» **Problem description**
Transcribe the listing word for word.

» **Extracted data**
------------

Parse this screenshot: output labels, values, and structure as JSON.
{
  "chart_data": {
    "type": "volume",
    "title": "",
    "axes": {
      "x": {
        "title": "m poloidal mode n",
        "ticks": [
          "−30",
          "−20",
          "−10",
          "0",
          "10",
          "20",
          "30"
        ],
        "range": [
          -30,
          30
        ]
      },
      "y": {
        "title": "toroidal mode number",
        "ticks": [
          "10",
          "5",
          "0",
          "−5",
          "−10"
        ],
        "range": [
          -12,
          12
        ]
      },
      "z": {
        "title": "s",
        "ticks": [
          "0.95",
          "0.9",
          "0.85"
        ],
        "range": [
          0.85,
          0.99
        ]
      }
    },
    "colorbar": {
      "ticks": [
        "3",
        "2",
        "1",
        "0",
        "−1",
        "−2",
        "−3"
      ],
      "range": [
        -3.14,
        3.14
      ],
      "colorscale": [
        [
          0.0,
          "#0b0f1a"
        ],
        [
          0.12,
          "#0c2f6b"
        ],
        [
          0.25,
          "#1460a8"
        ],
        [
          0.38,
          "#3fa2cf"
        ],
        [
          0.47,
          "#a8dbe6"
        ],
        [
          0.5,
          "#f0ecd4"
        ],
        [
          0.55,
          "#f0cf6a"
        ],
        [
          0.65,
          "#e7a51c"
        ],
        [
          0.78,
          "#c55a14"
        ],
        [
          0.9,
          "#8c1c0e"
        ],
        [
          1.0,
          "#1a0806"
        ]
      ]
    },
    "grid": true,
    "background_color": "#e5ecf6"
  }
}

------------

» **Reply**
Parse this screenshot: output labels, values, and structure as JSON.
{
  "chart_data": {
    "type": "volume",
    "title": "",
    "axes": {
      "x": {
        "title": "m poloidal mode n",
        "ticks": [
          "−30",
          "−20",
          "−10",
          "0",
          "10",
          "20",
          "30"
        ],
        "range": [
          -30,
          30
        ]
      },
      "y": {
        "title": "toroidal mode number",
        "ticks": [
          "10",
          "5",
          "0",
          "−5",
          "−10"
        ],
        "range": [
          -12,
          12
        ]
      },
      "z": {
        "title": "s",
        "ticks": [
          "0.95",
          "0.9",
          "0.85"
        ],
        "range": [
          0.85,
          0.99
        ]
      }
    },
    "colorbar": {
      "ticks": [
        "3",
        "2",
        "1",
        "0",
        "−1",
        "−2",
        "−3"
      ],
      "range": [
        -3.14,
        3.14
      ],
      "colorscale": [
        [
          0.0,
          "#0b0f1a"
        ],
        [
          0.12,
          "#0c2f6b"
        ],
        [
          0.25,
          "#1460a8"
        ],
        [
          0.38,
          "#3fa2cf"
        ],
        [
          0.47,
          "#a8dbe6"
        ],
        [
          0.5,
          "#f0ecd4"
        ],
        [
          0.55,
          "#f0cf6a"
        ],
        [
          0.65,
          "#e7a51c"
        ],
        [
          0.78,
          "#c55a14"
        ],
        [
          0.9,
          "#8c1c0e"
        ],
        [
          1.0,
          "#1a0806"
        ]
      ]
    },
    "grid": true,
    "background_color": "#e5ecf6"
  }
}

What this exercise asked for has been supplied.